=== Texto fornecido ===
______

Adson Kepler Monteiro Maia[1]
PARTE I
- Introdução;
Não obstante a análise crítica desenvolvida neste artigo (que apesar de construtiva não está imune a interpretações equivocadas), gostaria de me antecipar ressaltando a importância da obra e da biografia do antropólogo Luiz Eduardo Soares para os atuais estudos e debates relacionados à segurança pública brasileira. Estudos e debates que se notabilizaram pelo caráter sempre inovador e pelo questionamento firme (mas propositivo) das falhas inquestionáveis de nossas atuais políticas de segurança pública e cidadania. Isso tudo além da incansável luta pela observância do universalismo democrático previsto em nossa Constituição da República pelas instituições policiais de todos os entes federativos.
Faço questão de mencionar dois grandes legados deixados por Luiz Eduardo Soares no estado do Rio de Janeiro quando de sua passagem pela Secretaria de Estado da Segurança como Subsecretário: o Instituto de Segurança Pública e a Delegacia Legal. Duas ações de inovadoras que contaram com a maestria desse grande estudioso e pesquisador. Se não foram efetivadas exatamente como foram idealizadas é o de menos importância. Porém, seguramente contribuíram para provar que o sonho de mudanças significativas em benefício da sociedade e dos operadores de segurança é um sonho possível.
Este artigo tem um propósito informativo, não tendo ênfase na teoria científica do Direito ou das demais Ciências Sociais. O importante aqui é aprofundar o debate de questões sensíveis da área de segurança pública sem o viés conflituoso das disputas corporativas e do jogo político que essas disputas envolvem.

______

(Registros dos limites dos elementos)
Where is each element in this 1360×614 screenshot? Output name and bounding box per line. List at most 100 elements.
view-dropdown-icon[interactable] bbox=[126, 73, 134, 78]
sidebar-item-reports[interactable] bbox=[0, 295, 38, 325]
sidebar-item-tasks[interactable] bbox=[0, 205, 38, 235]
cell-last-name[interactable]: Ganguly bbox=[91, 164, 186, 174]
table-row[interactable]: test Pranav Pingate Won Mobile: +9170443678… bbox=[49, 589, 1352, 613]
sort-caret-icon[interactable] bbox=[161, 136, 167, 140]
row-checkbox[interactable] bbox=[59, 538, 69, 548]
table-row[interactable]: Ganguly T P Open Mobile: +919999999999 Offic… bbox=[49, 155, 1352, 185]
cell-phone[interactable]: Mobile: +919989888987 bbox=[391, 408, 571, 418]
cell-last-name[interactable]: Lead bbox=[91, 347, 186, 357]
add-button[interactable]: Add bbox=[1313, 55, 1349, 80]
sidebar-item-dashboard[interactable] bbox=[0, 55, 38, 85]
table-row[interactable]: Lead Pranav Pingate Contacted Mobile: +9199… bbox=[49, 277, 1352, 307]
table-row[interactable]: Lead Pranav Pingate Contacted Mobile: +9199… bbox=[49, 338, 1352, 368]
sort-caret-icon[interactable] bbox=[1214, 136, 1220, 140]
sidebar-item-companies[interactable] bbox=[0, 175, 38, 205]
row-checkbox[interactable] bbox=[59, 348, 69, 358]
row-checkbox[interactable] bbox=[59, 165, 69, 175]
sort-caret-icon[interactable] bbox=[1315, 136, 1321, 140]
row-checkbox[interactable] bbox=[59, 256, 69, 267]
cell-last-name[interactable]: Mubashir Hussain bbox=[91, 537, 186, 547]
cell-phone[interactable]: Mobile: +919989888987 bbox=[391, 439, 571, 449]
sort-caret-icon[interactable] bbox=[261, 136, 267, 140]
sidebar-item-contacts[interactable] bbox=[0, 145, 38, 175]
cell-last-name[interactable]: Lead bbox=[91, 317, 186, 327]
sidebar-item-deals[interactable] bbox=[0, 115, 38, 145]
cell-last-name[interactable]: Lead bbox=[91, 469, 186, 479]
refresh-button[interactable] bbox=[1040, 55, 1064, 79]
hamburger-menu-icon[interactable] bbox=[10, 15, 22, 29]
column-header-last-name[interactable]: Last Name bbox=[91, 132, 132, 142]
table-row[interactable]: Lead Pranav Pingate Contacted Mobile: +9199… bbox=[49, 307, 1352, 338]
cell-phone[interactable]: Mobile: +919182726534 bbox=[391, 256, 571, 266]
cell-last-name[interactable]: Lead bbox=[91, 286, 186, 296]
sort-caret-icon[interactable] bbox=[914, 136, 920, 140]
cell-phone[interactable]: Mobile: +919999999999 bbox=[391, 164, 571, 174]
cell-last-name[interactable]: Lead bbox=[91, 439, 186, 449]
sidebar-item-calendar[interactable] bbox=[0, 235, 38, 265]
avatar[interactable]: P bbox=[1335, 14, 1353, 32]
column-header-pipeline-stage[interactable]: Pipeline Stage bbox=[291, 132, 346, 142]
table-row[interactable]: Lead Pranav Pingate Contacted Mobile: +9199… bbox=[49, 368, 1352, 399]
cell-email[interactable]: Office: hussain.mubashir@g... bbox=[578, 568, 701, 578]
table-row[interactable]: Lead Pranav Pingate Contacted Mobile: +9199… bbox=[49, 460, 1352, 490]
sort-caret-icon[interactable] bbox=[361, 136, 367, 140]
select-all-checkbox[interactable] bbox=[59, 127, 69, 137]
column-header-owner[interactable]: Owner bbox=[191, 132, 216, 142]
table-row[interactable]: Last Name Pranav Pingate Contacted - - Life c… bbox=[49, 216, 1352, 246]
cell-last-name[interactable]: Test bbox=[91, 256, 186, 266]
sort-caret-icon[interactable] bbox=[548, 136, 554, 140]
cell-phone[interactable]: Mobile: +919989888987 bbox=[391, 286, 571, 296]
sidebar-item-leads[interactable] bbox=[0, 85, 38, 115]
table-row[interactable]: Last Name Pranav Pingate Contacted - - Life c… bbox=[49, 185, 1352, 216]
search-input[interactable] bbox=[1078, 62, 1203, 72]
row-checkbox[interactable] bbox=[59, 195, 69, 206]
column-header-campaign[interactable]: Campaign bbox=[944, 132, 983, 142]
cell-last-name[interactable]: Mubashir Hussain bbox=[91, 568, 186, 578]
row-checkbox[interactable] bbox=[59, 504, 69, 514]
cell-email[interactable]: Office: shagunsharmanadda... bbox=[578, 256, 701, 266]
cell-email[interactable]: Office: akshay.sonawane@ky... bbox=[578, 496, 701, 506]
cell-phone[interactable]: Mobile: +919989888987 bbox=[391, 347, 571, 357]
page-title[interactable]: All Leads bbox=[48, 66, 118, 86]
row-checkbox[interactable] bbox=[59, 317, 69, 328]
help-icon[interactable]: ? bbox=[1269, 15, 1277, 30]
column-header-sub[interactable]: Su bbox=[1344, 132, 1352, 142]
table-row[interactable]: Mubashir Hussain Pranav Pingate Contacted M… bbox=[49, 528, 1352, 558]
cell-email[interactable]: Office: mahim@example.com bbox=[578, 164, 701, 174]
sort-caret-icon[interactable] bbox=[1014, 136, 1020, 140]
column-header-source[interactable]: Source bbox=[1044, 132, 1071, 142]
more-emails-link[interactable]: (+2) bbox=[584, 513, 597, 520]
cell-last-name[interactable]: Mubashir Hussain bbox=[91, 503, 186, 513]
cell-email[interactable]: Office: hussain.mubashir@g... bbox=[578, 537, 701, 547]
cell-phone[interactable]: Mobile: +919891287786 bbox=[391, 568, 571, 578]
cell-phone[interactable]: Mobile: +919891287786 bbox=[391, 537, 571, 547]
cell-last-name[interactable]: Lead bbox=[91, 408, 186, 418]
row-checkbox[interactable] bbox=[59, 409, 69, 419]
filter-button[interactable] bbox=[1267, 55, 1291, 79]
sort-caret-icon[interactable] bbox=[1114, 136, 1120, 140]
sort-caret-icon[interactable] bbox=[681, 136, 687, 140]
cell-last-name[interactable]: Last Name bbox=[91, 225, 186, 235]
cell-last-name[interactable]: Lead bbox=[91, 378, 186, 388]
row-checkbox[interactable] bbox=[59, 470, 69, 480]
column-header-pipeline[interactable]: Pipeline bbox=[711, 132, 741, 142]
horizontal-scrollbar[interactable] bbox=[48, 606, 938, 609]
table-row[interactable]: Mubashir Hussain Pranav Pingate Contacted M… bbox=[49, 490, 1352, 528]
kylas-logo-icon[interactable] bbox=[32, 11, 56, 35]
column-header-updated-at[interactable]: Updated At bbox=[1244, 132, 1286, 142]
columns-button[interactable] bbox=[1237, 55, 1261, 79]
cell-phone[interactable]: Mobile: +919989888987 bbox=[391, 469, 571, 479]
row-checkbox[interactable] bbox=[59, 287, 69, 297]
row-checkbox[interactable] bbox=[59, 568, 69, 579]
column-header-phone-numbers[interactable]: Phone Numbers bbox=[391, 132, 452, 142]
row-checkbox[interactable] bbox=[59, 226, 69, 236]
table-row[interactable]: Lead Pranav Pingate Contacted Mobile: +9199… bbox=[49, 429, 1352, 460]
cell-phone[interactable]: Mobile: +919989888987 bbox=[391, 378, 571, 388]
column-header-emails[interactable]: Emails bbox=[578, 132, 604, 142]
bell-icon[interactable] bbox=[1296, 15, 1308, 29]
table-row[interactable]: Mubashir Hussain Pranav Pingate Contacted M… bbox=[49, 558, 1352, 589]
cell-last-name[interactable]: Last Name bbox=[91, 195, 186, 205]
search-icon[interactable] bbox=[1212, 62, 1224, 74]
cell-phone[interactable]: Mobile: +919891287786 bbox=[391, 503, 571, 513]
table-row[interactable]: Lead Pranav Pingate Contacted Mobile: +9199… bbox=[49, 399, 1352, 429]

______

=== Descrição do exercício ===
Transcreva o trecho do texto fornecido que começa em "Este artigo tem" e termina em "essas disputas envolvem.". Os dados não são necessários para realizar este exercício.

=== Em resposta ===
Este artigo tem um propósito informativo, não tendo ênfase na teoria científica do Direito ou das demais Ciências Sociais. O importante aqui é aprofundar o debate de questões sensíveis da área de segurança pública sem o viés conflituoso das disputas corporativas e do jogo político que essas disputas envolvem.